Collect every line in the records below that contains the word "symbol".
++++ Entries shown
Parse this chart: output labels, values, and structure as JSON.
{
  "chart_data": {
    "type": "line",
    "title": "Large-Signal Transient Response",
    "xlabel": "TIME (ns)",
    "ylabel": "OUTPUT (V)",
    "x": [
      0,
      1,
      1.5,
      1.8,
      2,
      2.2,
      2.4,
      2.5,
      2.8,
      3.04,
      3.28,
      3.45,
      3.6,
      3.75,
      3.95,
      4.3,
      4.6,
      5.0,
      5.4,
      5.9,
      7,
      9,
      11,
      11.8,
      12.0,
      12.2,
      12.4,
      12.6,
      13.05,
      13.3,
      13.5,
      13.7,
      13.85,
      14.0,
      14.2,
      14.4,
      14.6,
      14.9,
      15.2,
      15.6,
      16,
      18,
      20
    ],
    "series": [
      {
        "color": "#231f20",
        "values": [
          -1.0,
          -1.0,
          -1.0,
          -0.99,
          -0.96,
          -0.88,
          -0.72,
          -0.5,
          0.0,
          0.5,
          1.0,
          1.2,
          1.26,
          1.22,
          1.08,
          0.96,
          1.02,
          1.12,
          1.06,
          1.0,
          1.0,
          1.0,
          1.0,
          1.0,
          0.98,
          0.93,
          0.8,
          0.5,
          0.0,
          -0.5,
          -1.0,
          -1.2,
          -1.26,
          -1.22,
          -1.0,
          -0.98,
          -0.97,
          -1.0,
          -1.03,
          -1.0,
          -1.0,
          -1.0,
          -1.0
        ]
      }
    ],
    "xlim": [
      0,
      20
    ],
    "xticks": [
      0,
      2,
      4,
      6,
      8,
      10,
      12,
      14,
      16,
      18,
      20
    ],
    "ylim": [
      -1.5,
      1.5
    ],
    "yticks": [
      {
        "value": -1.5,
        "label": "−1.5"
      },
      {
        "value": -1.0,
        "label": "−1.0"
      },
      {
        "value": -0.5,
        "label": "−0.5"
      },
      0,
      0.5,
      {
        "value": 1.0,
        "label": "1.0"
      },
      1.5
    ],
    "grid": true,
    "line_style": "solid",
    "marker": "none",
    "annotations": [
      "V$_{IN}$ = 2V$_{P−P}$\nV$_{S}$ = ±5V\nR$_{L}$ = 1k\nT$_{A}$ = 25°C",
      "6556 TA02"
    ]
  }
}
++++++++
++++ Entries shown
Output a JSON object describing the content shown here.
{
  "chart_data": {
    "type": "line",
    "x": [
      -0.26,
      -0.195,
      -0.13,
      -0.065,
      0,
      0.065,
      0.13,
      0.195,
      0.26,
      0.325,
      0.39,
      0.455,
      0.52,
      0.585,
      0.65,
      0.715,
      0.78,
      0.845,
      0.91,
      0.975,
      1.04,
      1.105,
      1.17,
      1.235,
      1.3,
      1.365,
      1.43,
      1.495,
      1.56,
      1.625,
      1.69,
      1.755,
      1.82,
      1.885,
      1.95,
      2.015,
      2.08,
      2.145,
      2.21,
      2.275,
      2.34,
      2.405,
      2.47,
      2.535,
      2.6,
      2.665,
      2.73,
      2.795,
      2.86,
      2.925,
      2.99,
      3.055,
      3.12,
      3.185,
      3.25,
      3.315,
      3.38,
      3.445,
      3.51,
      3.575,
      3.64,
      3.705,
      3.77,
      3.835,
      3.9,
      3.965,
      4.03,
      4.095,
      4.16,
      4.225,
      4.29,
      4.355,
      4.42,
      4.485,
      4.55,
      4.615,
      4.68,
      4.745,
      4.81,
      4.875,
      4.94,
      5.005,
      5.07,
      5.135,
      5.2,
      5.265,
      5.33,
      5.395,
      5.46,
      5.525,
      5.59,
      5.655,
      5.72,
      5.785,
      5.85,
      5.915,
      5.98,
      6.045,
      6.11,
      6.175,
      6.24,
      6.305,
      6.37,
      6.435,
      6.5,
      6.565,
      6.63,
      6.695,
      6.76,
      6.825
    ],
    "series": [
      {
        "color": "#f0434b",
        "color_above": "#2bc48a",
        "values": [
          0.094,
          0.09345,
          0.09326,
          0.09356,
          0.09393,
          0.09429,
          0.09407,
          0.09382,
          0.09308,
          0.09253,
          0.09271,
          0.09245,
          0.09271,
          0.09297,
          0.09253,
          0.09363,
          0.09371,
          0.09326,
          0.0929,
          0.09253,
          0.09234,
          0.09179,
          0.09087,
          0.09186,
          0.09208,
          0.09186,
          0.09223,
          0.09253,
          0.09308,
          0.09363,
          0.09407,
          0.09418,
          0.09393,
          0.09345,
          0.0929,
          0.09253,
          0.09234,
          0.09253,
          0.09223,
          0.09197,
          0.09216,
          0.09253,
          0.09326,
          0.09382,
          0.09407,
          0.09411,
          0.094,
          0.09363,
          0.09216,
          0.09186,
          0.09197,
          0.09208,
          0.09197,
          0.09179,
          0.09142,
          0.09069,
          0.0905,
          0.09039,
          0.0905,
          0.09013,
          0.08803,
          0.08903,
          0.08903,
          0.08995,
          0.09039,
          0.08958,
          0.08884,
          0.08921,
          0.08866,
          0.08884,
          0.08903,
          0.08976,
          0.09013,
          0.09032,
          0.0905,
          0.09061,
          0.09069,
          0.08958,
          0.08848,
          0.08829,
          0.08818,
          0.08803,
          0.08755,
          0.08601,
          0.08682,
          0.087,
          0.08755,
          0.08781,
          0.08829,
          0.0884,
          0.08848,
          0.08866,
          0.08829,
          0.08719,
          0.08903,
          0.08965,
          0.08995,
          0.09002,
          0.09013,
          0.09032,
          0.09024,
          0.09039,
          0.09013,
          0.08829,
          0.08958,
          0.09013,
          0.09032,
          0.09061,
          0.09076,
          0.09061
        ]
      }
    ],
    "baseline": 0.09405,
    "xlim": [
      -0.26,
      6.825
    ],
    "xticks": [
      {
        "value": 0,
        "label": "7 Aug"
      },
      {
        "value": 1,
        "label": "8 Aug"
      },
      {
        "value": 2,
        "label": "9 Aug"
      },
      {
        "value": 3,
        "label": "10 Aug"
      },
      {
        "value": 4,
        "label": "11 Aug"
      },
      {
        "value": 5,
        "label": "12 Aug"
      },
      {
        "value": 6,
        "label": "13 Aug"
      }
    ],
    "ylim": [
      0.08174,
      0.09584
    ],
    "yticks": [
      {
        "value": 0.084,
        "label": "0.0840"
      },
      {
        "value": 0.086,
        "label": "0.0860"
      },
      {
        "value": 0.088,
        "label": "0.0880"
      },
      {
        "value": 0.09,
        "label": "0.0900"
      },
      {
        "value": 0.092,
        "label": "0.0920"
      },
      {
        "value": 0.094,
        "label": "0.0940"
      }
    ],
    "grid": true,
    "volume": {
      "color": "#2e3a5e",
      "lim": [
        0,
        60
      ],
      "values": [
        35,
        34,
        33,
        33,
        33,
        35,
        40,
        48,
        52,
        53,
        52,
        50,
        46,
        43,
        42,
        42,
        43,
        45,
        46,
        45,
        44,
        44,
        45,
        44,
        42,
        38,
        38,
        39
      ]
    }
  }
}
++++++++
++++ Entries shown
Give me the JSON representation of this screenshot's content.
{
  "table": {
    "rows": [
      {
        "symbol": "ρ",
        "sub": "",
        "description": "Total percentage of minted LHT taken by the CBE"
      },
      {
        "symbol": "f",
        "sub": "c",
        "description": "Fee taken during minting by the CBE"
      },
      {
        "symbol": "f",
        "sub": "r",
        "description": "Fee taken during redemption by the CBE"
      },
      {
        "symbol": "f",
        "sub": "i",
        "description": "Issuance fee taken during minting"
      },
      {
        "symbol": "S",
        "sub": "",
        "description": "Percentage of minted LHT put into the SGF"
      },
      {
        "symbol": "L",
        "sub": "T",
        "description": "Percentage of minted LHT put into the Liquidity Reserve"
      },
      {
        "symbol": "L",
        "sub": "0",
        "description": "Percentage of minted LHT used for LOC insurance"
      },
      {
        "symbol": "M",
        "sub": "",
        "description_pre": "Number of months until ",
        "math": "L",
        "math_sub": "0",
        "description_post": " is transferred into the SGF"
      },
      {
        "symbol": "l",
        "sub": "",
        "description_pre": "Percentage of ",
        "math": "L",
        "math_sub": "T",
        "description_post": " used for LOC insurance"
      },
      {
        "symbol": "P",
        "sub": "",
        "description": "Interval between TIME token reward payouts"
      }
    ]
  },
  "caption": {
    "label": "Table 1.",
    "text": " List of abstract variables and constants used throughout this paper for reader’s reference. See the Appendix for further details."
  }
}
++++++++
● **Problem solution**
        "symbol": "ρ",
        "symbol": "f",
        "symbol": "f",
        "symbol": "f",
        "symbol": "S",
        "symbol": "L",
        "symbol": "L",
        "symbol": "M",
        "symbol": "l",
        "symbol": "P",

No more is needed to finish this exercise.